• [Task requirements]
Where a line of the material contains the string "labels", copy that line.

——————————

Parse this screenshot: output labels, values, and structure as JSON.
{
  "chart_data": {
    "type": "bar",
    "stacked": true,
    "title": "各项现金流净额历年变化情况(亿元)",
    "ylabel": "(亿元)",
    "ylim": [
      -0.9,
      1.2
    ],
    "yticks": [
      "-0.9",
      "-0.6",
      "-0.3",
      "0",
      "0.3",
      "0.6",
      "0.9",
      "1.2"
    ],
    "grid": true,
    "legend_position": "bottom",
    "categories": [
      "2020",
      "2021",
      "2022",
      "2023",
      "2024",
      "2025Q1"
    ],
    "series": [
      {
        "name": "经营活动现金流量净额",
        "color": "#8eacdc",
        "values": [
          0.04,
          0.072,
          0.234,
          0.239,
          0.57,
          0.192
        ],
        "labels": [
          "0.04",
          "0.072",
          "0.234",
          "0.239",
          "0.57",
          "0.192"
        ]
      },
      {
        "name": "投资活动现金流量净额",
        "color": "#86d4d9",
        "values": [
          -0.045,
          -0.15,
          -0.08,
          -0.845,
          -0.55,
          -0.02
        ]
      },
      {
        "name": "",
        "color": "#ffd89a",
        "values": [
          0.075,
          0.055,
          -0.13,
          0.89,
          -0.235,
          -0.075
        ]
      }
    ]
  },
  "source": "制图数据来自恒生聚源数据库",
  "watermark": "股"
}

——————————

• [Expected output]
Parse this screenshot: output labels, values, and structure as JSON.
        "labels": [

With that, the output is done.